- _GOAL_
Copy all lines in which the word "Accuracy" can be found.
:: MATERIAL SHOWN
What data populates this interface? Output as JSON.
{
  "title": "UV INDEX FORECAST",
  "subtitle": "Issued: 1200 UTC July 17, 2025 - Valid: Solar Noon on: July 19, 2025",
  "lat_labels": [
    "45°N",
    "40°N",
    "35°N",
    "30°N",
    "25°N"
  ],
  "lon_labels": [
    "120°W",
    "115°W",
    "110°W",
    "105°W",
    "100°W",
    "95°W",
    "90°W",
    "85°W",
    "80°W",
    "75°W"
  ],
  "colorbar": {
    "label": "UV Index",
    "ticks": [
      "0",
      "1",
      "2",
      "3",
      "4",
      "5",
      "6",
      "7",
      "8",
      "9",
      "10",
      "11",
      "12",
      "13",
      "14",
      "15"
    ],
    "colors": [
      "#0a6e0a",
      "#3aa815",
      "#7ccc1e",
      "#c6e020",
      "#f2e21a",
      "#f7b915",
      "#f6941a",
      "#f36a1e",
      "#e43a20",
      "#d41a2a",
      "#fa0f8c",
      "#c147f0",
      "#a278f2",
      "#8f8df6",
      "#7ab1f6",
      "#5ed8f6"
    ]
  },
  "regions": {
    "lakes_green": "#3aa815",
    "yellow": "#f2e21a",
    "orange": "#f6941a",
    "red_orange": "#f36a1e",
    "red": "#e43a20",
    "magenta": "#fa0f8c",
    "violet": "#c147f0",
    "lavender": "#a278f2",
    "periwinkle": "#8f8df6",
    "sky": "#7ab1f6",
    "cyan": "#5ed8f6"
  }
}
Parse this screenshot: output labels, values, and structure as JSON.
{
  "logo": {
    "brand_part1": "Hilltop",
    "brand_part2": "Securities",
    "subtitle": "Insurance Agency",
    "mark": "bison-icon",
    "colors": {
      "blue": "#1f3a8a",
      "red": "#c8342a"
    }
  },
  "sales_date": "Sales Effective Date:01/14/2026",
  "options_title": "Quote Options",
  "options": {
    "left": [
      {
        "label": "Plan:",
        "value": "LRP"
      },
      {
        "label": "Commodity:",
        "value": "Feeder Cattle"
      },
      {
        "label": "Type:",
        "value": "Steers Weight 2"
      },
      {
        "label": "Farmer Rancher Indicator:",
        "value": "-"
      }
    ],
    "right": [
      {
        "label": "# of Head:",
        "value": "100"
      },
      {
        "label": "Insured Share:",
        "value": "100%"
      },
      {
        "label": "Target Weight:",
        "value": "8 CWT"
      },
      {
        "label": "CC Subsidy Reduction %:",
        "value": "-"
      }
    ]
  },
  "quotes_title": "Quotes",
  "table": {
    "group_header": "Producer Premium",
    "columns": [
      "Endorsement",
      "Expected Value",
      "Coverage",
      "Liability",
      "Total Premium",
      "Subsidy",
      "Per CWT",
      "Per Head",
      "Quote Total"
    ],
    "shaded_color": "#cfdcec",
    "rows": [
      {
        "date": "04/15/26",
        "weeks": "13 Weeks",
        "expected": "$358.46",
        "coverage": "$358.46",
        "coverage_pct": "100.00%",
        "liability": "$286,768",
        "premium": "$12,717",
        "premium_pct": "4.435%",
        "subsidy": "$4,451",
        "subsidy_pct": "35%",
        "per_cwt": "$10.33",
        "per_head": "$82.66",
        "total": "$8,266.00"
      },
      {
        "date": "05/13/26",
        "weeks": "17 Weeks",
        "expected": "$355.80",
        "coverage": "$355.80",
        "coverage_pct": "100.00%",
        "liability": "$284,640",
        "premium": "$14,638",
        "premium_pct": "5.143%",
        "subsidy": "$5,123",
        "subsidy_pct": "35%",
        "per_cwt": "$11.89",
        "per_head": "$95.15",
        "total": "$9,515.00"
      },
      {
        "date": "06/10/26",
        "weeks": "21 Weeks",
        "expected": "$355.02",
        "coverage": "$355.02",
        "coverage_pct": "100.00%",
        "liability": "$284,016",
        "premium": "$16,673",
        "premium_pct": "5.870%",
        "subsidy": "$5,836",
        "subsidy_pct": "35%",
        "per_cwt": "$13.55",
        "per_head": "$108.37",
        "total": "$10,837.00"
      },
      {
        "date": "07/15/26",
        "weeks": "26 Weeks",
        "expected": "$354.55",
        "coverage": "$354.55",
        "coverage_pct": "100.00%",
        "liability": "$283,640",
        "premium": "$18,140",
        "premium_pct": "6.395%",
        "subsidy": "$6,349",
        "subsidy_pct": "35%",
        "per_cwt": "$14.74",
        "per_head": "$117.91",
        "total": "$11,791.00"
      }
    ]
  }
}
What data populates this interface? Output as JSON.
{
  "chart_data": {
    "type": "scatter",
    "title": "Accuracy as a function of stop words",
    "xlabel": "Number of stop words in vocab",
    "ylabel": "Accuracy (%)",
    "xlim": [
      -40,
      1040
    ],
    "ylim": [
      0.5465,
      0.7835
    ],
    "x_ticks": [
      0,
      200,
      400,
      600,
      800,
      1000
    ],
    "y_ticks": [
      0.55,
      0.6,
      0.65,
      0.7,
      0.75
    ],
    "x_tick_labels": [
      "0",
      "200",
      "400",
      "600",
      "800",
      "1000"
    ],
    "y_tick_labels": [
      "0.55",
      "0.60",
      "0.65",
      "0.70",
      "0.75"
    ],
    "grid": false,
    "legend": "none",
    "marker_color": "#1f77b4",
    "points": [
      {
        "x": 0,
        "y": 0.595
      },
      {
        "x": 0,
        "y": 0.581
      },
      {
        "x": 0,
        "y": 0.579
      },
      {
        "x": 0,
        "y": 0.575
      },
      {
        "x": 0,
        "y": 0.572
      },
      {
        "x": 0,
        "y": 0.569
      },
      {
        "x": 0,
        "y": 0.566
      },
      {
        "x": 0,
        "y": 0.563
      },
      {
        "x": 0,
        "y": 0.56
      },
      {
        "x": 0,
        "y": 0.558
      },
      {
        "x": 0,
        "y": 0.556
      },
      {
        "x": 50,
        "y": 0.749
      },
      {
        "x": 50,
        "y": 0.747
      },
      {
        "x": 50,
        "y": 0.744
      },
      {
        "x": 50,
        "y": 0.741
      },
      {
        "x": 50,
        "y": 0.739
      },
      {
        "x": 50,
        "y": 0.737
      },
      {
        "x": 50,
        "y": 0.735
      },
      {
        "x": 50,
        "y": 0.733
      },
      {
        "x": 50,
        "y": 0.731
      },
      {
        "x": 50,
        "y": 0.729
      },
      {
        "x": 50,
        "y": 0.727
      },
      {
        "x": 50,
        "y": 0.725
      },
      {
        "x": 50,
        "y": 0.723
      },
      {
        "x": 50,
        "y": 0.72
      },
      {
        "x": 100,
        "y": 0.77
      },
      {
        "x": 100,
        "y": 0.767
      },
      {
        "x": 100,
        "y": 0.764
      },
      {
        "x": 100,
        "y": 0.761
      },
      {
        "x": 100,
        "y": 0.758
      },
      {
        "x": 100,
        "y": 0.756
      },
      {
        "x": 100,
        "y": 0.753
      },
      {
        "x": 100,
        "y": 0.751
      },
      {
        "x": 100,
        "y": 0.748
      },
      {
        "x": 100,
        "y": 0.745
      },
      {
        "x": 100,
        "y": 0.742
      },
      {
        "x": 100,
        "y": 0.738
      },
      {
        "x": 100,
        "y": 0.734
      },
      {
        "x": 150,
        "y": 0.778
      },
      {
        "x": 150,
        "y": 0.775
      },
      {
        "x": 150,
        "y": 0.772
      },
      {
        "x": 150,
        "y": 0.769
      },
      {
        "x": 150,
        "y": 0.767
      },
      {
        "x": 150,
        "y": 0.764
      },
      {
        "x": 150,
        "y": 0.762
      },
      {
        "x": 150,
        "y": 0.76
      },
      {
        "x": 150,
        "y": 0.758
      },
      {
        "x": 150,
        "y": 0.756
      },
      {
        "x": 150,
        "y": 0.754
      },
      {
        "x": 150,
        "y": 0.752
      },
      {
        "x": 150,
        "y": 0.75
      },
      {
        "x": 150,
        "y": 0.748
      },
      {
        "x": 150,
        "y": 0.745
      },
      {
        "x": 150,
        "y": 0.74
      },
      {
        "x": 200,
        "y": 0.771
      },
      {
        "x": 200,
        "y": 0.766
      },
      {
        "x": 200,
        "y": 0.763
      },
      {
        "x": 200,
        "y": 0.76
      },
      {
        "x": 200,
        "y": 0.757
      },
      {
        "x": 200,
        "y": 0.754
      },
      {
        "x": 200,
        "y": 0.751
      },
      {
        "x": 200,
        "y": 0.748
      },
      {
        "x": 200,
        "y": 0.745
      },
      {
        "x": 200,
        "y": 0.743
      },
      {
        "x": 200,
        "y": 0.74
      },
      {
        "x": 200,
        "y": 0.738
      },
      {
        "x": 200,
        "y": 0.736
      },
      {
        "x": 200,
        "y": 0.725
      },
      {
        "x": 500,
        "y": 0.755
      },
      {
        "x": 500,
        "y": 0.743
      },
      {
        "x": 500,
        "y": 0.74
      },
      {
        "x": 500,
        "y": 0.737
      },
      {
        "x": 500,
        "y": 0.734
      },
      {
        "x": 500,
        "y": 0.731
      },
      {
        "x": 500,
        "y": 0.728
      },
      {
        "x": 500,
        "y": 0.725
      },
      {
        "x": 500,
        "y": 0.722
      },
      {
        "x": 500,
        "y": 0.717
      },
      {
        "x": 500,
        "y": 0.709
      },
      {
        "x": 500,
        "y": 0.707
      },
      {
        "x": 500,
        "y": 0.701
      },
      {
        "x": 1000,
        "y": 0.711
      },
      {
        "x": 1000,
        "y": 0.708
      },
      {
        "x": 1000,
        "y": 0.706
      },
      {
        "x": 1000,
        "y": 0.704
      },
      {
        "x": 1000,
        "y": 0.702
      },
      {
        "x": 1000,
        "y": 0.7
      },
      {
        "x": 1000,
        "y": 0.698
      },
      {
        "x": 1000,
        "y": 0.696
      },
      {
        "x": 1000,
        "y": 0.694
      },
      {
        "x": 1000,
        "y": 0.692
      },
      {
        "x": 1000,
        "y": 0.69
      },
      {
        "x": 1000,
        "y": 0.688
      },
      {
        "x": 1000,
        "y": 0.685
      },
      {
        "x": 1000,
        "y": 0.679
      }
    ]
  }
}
::::
- _RESULT BELOW_
    "title": "Accuracy as a function of stop words",
    "ylabel": "Accuracy (%)",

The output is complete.